## WHAT IS EXPECTED
You are to retype all of the data exactly as it appears.

[Data records]
>>>

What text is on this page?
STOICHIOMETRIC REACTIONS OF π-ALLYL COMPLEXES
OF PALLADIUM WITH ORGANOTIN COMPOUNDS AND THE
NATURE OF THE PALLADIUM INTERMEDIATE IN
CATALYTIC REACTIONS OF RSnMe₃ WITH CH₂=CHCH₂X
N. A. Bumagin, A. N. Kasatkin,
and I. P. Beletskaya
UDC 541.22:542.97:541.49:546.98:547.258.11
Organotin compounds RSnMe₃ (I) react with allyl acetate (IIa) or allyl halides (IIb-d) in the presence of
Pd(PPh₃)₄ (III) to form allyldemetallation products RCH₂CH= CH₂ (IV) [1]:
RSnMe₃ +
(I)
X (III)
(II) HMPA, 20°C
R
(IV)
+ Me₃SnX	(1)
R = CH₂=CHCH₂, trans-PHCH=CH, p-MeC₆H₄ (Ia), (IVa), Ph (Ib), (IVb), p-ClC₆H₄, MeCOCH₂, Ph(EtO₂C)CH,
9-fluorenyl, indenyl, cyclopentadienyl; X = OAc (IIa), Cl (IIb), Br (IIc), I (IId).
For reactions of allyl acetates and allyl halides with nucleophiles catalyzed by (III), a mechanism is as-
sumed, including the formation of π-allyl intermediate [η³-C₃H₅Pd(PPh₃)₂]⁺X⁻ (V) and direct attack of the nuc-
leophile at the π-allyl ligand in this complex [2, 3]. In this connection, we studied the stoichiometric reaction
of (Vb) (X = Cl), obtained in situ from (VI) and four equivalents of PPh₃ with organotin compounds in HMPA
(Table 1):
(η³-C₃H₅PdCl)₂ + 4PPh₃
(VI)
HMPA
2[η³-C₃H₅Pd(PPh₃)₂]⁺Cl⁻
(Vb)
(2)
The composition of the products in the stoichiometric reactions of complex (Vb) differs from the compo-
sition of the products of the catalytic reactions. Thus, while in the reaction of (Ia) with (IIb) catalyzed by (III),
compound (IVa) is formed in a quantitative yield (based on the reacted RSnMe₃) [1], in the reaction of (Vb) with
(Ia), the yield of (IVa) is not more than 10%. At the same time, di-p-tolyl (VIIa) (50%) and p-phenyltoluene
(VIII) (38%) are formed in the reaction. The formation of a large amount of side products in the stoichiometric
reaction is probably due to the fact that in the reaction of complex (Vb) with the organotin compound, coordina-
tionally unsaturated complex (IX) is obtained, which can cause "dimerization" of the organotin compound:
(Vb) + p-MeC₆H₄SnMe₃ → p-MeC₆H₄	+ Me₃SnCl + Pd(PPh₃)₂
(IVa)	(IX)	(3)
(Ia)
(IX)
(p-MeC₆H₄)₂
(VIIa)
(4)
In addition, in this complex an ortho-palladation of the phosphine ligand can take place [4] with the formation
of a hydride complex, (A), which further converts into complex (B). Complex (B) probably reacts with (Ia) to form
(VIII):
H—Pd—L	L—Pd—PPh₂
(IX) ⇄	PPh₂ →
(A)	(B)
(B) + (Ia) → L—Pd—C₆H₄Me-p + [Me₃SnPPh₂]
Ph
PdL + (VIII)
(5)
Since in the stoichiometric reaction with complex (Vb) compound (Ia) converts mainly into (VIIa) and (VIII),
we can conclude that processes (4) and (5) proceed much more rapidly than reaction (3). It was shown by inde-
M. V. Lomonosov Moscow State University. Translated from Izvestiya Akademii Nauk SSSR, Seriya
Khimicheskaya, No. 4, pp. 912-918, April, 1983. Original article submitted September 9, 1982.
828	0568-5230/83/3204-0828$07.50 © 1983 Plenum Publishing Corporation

<<<

## ANSWER TO THE PROBLEM
What text is on this page?
STOICHIOMETRIC REACTIONS OF π-ALLYL COMPLEXES
OF PALLADIUM WITH ORGANOTIN COMPOUNDS AND THE
NATURE OF THE PALLADIUM INTERMEDIATE IN
CATALYTIC REACTIONS OF RSnMe₃ WITH CH₂=CHCH₂X
N. A. Bumagin, A. N. Kasatkin,
and I. P. Beletskaya
UDC 541.22:542.97:541.49:546.98:547.258.11
Organotin compounds RSnMe₃ (I) react with allyl acetate (IIa) or allyl halides (IIb-d) in the presence of
Pd(PPh₃)₄ (III) to form allyldemetallation products RCH₂CH= CH₂ (IV) [1]:
RSnMe₃ +
(I)
X (III)
(II) HMPA, 20°C
R
(IV)
+ Me₃SnX	(1)
R = CH₂=CHCH₂, trans-PHCH=CH, p-MeC₆H₄ (Ia), (IVa), Ph (Ib), (IVb), p-ClC₆H₄, MeCOCH₂, Ph(EtO₂C)CH,
9-fluorenyl, indenyl, cyclopentadienyl; X = OAc (IIa), Cl (IIb), Br (IIc), I (IId).
For reactions of allyl acetates and allyl halides with nucleophiles catalyzed by (III), a mechanism is as-
sumed, including the formation of π-allyl intermediate [η³-C₃H₅Pd(PPh₃)₂]⁺X⁻ (V) and direct attack of the nuc-
leophile at the π-allyl ligand in this complex [2, 3]. In this connection, we studied the stoichiometric reaction
of (Vb) (X = Cl), obtained in situ from (VI) and four equivalents of PPh₃ with organotin compounds in HMPA
(Table 1):
(η³-C₃H₅PdCl)₂ + 4PPh₃
(VI)
HMPA
2[η³-C₃H₅Pd(PPh₃)₂]⁺Cl⁻
(Vb)
(2)
The composition of the products in the stoichiometric reactions of complex (Vb) differs from the compo-
sition of the products of the catalytic reactions. Thus, while in the reaction of (Ia) with (IIb) catalyzed by (III),
compound (IVa) is formed in a quantitative yield (based on the reacted RSnMe₃) [1], in the reaction of (Vb) with
(Ia), the yield of (IVa) is not more than 10%. At the same time, di-p-tolyl (VIIa) (50%) and p-phenyltoluene
(VIII) (38%) are formed in the reaction. The formation of a large amount of side products in the stoichiometric
reaction is probably due to the fact that in the reaction of complex (Vb) with the organotin compound, coordina-
tionally unsaturated complex (IX) is obtained, which can cause "dimerization" of the organotin compound:
(Vb) + p-MeC₆H₄SnMe₃ → p-MeC₆H₄	+ Me₃SnCl + Pd(PPh₃)₂
(IVa)	(IX)	(3)
(Ia)
(IX)
(p-MeC₆H₄)₂
(VIIa)
(4)
In addition, in this complex an ortho-palladation of the phosphine ligand can take place [4] with the formation
of a hydride complex, (A), which further converts into complex (B). Complex (B) probably reacts with (Ia) to form
(VIII):
H—Pd—L	L—Pd—PPh₂
(IX) ⇄	PPh₂ →
(A)	(B)
(B) + (Ia) → L—Pd—C₆H₄Me-p + [Me₃SnPPh₂]
Ph
PdL + (VIII)
(5)
Since in the stoichiometric reaction with complex (Vb) compound (Ia) converts mainly into (VIIa) and (VIII),
we can conclude that processes (4) and (5) proceed much more rapidly than reaction (3). It was shown by inde-
M. V. Lomonosov Moscow State University. Translated from Izvestiya Akademii Nauk SSSR, Seriya
Khimicheskaya, No. 4, pp. 912-918, April, 1983. Original article submitted September 9, 1982.
828	0568-5230/83/3204-0828$07.50 © 1983 Plenum Publishing Corporation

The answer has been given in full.